## WHAT IS ASKED
Copy out, word for word, the part of the first-quarter results text that begins at the words "The Company reported" and ends after "Finance lending portfolio.".

The Company reported a credit loss provision expense of $2.3 million, compared an expense of $1.6 million in the first quarter of 2023. The increase compared to the prior year quarter is mainly due to an increase in specific reserves related to the Equipment Finance lending portfolio.

Non-interest income of $6.8 million decreased by $1.7 million, or 19.7%, from $8.4 million in the prior year period.

  • Private Wealth fee income increased $457,000, or 17.2%, to $3.1 million. Private Wealth assets under management and administration measured $3.320 billion at March 31, 2024, up $516.1 million, or 18.4%.
  • Commercial loan swap fee income decreased by $359,000, or 64.5%, to $198,000. Swap fee income varies from period to period based on loan activity and the interest rate environment.
  • Gain on sale of SBA loans decreased $281,000, or 59.0%, to $195,000. Management expects the SBA loan sales pipeline to build throughout the year as production increases and previously closed commitments fully fund and become eligible for sale.
  • Service charges on deposits increased $258,000, or 37.8%, to $940,000, driven by new core deposit relationships.
  • Other fee income decreased $1.8 million, or 54.5%, to $1.5 million. The decrease was primarily due to lower returns on the Company’s investments in mezzanine funds in the first quarter. Income from mezzanine funds was $653,000 in the first quarter, compared to $2.4 million in the prior year quarter. Income from mezzanine funds varies from period to period based on changes in the realized and unrealized fair value of underlying investments.

Non-interest expense increased $1.6 million, or 7.2%, to $23.3 million. Operating expense increased $1.4 million, or 6.2%, to $23.1 million.

  • Compensation expense increased $249,000, or 1.6%, to $16.2 million. The increase in compensation expense was primarily due to an increase in average FTEs and annual merit increases and promotions. These increases were partially offset by a decrease in incentive compensation due to slower production and a decrease in 401k expense. Average FTEs increased 2% to 346 in the first quarter of 2024, compared to 340 in the first quarter of 2023, as a result of expanded hiring efforts that have successfully driven growth while maintaining positive operating leverage on an annual basis.

## DATA SHOWN
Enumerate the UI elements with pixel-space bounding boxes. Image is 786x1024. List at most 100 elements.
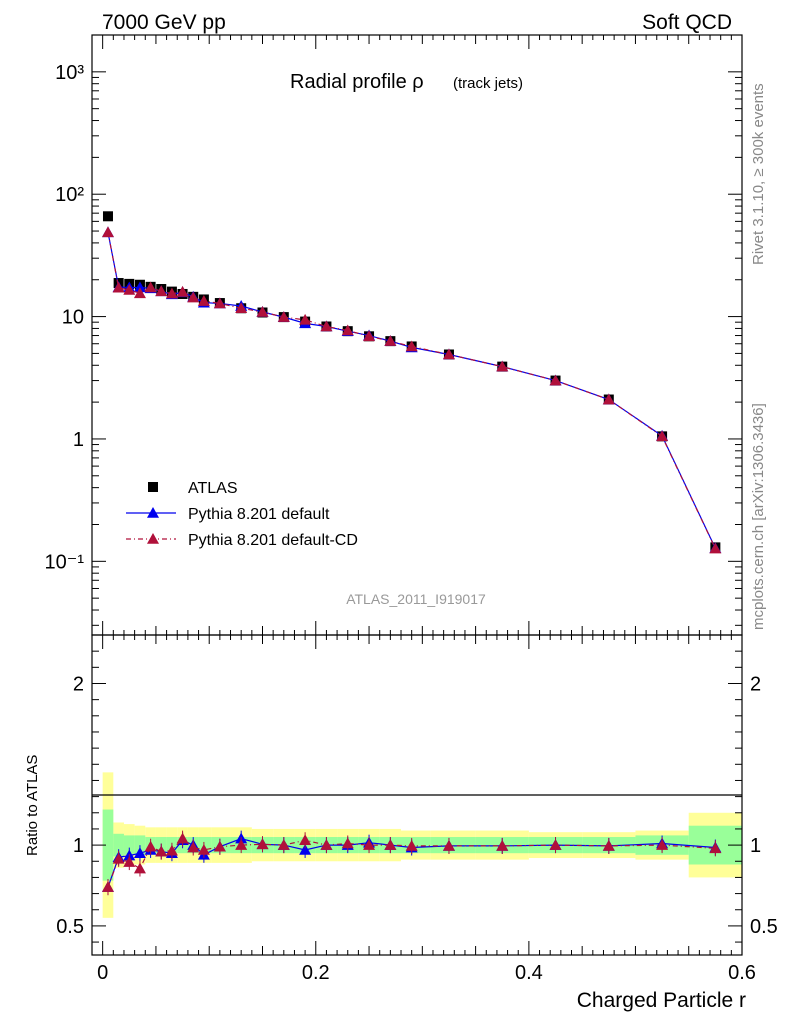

## ANSWER
The Company reported a credit loss provision expense of $2.3 million, compared an expense of $1.6 million in the first quarter of 2023. The increase compared to the prior year quarter is mainly due to an increase in specific reserves related to the Equipment Finance lending portfolio.